WHAT YOU SHOULD DO = Give every entry again, word for word.

===== AVAILABLE RECORDS =====

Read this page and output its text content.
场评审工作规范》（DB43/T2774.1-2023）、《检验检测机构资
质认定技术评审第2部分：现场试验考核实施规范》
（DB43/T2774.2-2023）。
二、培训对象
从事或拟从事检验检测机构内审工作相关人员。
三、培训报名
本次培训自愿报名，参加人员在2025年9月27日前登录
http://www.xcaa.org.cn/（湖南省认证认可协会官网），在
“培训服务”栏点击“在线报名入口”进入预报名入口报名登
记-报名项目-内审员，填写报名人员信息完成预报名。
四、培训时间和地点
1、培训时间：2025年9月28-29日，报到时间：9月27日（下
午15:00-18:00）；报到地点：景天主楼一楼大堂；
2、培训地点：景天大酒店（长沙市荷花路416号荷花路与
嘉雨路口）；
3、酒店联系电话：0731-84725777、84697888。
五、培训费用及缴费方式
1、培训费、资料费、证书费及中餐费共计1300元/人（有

=====

TASK ANSWER =
Read this page and output its text content.
场评审工作规范》（DB43/T2774.1-2023）、《检验检测机构资
质认定技术评审第2部分：现场试验考核实施规范》
（DB43/T2774.2-2023）。
二、培训对象
从事或拟从事检验检测机构内审工作相关人员。
三、培训报名
本次培训自愿报名，参加人员在2025年9月27日前登录
http://www.xcaa.org.cn/（湖南省认证认可协会官网），在
“培训服务”栏点击“在线报名入口”进入预报名入口报名登
记-报名项目-内审员，填写报名人员信息完成预报名。
四、培训时间和地点
1、培训时间：2025年9月28-29日，报到时间：9月27日（下
午15:00-18:00）；报到地点：景天主楼一楼大堂；
2、培训地点：景天大酒店（长沙市荷花路416号荷花路与
嘉雨路口）；
3、酒店联系电话：0731-84725777、84697888。
五、培训费用及缴费方式
1、培训费、资料费、证书费及中餐费共计1300元/人（有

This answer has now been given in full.